◆ **Goal**: Reproduce everything in the passage on Egypt from "Egypt [Country Flag" down to "to the traveler.", word for word.

Egypt [Country Flag of Egypt]

Egypt


Egypt enjoys a unique geographical location, a favorable climate, a rich history and an incredible cultural heritage manifested in the Pharaonic, Roman, Coptic and Islamic monuments. The country, with its marvelous pyramids and ancient architecture, has long been a favorite destination of history buffs. In addition, the country has begun to add new attractions to broaden its offerings to the traveler.

   

The Land
Egypt is located in the northeastern corner of Africa and covers an area of 386,000 square miles. Only about 5% of the country is inhabited along the banks of the Nile whose course stretches over 900 miles from the Mediterranean in the North to the Sudan in the South. To the West lies Libya and to the East are the desert plateau, The Red Sea and Sinai. Egypt’s most fertile area is the Nile Delta. Cairo, Egypt’s capital, has 16 million inhabitants, and Alexandria, the country’s second largest city, has a population of 5.5 million.

The People
In 1998, Egypt’s population totaled 66 million. About 90% of Egyptians are concentrated in the fertile Nile Delta and live in 5% of the country’s territory—44% in urban areas and the rest in some 4,000 villages. However, during the past few years, there has been an urban migration. The Egyptians are outgoing, warm and have a distinct sense of humor. They have respect and a liking for foreigners, and a deep sense of tolerance for other races, religions and nationalities.

◆ **Stored data**:
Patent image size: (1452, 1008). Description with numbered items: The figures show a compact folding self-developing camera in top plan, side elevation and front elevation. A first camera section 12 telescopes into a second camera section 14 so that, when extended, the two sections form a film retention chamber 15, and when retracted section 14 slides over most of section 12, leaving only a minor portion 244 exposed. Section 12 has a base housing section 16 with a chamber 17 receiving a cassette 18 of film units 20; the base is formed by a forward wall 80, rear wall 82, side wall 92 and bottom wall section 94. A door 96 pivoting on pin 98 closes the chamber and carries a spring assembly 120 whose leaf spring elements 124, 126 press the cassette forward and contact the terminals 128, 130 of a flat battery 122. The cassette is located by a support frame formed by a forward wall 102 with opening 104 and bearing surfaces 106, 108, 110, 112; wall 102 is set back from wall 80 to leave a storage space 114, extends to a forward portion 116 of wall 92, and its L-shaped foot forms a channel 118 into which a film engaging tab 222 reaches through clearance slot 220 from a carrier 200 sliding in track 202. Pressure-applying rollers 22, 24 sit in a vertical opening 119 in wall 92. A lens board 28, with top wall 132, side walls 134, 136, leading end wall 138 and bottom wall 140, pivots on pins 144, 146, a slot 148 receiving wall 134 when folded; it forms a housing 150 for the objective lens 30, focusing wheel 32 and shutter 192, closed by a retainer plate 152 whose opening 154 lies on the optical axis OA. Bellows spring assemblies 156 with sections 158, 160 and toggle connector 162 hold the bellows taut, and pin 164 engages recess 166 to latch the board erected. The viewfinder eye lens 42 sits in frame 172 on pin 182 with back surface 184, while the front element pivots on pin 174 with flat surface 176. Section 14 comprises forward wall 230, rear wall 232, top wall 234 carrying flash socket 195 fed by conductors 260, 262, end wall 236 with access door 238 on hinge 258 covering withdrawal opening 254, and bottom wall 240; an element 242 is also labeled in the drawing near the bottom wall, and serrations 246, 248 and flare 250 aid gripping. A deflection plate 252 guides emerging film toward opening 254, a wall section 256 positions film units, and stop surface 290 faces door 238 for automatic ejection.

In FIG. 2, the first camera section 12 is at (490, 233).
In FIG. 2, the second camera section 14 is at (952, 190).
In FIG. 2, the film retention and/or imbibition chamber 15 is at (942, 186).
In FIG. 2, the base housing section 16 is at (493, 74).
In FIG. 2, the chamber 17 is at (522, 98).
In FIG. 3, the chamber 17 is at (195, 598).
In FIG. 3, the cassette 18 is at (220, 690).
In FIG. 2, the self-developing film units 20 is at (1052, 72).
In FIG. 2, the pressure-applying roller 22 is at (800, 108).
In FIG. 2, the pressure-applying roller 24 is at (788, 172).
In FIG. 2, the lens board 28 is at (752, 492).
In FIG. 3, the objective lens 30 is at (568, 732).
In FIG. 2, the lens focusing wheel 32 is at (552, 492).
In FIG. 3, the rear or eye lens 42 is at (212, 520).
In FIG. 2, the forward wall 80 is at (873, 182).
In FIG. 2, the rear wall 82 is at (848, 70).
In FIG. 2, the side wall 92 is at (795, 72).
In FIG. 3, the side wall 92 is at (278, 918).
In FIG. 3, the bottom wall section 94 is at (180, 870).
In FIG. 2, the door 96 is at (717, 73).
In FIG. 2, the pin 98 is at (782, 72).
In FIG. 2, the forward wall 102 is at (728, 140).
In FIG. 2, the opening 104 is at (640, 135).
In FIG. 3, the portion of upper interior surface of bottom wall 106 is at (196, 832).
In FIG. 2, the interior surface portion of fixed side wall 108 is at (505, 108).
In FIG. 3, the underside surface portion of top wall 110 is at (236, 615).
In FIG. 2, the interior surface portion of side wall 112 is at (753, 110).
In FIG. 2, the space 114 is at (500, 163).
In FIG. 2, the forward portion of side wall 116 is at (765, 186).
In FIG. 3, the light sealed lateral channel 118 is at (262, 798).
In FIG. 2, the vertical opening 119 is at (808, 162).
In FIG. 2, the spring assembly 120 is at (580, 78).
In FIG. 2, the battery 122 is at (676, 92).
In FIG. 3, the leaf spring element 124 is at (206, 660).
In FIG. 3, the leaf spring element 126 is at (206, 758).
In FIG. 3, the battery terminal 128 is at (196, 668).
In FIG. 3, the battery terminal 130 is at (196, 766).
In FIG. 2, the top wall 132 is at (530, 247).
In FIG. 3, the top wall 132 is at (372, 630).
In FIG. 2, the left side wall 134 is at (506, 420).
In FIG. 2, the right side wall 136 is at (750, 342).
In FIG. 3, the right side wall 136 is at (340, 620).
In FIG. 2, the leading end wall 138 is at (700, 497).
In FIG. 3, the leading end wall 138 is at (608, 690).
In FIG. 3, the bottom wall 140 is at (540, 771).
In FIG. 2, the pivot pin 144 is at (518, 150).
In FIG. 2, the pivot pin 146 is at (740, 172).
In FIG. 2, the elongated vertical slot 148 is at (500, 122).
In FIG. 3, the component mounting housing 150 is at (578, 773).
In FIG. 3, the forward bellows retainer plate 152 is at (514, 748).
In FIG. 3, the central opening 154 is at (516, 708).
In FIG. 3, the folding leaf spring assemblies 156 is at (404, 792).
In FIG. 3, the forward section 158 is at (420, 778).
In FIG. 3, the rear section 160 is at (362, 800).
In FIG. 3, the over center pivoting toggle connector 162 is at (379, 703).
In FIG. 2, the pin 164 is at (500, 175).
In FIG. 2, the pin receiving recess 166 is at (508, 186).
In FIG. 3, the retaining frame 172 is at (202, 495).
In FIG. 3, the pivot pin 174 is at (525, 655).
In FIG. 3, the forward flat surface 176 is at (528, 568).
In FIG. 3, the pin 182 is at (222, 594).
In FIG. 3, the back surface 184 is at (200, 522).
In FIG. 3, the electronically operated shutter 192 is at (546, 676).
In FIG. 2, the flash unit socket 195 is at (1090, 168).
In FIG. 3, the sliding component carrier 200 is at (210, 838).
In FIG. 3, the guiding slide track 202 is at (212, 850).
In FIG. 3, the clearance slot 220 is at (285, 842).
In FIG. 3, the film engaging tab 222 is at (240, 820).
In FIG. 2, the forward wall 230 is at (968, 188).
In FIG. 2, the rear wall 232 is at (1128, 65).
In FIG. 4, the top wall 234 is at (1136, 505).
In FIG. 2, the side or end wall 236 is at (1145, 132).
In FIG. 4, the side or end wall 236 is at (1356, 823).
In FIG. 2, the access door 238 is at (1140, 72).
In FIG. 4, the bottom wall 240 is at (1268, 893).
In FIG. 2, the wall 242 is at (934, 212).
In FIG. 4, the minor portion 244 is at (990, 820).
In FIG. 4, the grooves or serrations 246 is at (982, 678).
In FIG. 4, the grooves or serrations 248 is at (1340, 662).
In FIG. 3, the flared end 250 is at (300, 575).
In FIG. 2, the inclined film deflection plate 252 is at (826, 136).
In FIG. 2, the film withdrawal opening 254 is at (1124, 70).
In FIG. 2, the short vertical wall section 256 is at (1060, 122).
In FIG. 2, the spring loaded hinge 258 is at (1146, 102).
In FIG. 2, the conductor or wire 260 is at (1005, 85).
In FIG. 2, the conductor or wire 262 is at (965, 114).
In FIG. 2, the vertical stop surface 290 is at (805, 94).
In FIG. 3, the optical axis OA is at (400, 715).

◆ **Response for this exercise**:
Egypt [Country Flag of Egypt]

Egypt


Egypt enjoys a unique geographical location, a favorable climate, a rich history and an incredible cultural heritage manifested in the Pharaonic, Roman, Coptic and Islamic monuments. The country, with its marvelous pyramids and ancient architecture, has long been a favorite destination of history buffs. In addition, the country has begun to add new attractions to broaden its offerings to the traveler.